** START SUPPLIED RECORDS **
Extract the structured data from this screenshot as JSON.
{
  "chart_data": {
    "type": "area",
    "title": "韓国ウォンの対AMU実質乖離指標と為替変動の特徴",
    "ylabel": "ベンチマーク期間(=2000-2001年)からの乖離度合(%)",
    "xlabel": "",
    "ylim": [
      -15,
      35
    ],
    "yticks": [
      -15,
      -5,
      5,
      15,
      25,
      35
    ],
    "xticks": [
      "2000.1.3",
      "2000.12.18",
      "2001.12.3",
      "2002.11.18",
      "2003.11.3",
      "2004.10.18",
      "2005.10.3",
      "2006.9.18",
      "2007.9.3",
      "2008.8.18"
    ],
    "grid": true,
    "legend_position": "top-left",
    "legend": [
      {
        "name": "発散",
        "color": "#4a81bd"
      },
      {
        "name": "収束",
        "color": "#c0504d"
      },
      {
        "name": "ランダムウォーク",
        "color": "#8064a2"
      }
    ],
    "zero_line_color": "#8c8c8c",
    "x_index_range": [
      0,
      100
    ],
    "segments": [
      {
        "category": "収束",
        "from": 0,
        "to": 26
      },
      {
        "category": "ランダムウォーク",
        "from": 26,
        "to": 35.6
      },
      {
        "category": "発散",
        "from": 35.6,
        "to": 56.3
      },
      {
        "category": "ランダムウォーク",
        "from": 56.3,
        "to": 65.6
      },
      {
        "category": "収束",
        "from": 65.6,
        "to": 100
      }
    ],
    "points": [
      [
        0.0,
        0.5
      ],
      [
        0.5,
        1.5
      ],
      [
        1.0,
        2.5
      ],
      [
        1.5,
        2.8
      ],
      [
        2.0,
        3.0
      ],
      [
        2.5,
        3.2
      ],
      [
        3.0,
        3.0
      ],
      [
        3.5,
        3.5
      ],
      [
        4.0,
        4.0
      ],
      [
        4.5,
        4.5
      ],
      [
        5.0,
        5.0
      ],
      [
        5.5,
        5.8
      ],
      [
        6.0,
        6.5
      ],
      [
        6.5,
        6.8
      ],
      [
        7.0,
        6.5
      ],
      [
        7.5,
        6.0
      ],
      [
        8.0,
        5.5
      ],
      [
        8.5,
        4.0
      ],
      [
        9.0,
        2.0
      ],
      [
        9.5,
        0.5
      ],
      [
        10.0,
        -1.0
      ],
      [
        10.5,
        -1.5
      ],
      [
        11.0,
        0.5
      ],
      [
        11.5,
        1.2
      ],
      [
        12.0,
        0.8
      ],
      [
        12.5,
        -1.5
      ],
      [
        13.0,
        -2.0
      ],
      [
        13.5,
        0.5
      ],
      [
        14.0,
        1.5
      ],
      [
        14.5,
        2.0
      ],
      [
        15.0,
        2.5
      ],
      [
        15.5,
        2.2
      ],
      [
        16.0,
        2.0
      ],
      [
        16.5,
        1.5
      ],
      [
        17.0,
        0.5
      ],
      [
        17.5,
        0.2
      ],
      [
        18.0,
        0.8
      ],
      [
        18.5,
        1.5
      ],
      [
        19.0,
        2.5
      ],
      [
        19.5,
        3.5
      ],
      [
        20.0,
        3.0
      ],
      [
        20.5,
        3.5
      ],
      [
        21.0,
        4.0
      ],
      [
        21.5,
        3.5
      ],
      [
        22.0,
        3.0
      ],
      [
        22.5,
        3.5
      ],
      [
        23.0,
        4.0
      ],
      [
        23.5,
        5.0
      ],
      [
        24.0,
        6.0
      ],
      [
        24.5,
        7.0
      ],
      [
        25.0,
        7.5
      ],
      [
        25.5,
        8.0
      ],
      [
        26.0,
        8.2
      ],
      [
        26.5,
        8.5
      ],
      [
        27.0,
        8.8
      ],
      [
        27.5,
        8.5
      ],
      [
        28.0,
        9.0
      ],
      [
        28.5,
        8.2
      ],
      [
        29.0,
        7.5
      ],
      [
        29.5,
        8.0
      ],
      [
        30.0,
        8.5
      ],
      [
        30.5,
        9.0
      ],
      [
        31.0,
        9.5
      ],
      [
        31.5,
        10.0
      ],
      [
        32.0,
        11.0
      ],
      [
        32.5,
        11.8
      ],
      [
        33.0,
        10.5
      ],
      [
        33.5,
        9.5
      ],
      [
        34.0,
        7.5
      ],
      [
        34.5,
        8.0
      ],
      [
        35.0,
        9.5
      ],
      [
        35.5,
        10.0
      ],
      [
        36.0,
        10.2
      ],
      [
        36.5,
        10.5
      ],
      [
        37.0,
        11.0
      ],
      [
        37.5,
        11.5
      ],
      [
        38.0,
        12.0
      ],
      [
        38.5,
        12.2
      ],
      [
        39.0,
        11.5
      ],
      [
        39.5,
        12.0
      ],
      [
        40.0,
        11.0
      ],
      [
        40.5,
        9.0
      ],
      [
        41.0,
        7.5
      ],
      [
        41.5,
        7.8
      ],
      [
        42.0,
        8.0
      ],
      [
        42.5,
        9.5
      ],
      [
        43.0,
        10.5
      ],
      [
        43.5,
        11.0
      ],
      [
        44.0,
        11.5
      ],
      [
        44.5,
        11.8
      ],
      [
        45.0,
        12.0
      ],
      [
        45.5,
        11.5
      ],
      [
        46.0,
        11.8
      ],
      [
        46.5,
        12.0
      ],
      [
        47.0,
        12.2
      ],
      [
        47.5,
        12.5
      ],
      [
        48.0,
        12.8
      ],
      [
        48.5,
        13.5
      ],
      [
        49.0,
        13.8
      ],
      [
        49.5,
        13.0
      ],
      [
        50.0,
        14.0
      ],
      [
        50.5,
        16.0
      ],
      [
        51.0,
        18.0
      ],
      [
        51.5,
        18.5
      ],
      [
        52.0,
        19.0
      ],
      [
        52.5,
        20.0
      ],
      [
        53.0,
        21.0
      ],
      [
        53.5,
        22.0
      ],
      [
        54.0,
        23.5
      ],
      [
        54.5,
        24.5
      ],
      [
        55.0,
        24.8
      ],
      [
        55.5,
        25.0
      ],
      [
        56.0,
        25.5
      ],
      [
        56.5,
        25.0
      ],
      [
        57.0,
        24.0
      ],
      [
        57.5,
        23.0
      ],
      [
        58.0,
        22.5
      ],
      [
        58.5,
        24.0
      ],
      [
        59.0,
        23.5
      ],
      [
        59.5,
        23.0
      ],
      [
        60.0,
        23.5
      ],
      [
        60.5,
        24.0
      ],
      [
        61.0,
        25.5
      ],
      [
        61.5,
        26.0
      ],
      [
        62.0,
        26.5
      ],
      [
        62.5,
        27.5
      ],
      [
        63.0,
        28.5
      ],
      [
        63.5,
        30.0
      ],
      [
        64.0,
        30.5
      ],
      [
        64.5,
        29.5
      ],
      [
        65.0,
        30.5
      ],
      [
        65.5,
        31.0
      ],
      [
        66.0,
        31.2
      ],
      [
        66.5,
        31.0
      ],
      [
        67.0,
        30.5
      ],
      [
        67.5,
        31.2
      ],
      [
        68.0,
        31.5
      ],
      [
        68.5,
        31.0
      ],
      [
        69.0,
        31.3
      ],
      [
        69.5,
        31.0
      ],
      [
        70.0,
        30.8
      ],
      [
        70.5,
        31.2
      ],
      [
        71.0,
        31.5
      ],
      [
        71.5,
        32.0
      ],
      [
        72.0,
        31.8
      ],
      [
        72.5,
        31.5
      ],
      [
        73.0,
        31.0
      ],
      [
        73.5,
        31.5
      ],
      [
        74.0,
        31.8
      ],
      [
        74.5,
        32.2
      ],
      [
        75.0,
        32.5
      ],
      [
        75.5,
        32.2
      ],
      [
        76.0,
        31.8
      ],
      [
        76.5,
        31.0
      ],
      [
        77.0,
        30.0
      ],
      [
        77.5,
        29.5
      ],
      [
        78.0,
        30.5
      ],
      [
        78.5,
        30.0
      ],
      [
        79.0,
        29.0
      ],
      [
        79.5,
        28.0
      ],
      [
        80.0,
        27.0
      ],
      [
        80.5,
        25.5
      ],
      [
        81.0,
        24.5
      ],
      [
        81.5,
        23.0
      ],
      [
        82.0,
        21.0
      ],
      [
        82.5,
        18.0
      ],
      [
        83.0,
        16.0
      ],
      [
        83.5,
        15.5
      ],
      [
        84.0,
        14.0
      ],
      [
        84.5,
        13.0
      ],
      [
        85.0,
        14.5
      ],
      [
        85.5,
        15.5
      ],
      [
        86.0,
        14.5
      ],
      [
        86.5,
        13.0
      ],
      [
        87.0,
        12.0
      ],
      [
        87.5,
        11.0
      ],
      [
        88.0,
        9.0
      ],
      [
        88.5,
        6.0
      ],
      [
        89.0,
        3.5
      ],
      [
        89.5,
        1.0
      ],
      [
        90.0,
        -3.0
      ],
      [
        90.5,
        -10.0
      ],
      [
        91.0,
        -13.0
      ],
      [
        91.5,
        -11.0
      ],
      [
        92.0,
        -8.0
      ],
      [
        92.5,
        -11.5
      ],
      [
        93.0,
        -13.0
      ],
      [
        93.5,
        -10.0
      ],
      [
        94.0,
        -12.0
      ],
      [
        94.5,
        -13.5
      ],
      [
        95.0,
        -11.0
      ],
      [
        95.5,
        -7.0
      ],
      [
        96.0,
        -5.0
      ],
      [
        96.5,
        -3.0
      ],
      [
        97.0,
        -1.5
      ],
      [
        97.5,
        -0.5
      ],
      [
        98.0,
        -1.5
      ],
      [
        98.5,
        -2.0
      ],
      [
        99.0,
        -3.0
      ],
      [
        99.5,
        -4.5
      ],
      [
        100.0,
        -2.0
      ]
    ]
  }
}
** END SUPPLIED RECORDS **
◆ STATED EXERCISE:
Using the records given above, list every line that includes the word "from".

◆ FULL ANSWER:
Extract the structured data from this screenshot as JSON.
        "from": 0,
        "from": 26,
        "from": 35.6,
        "from": 56.3,
        "from": 65.6,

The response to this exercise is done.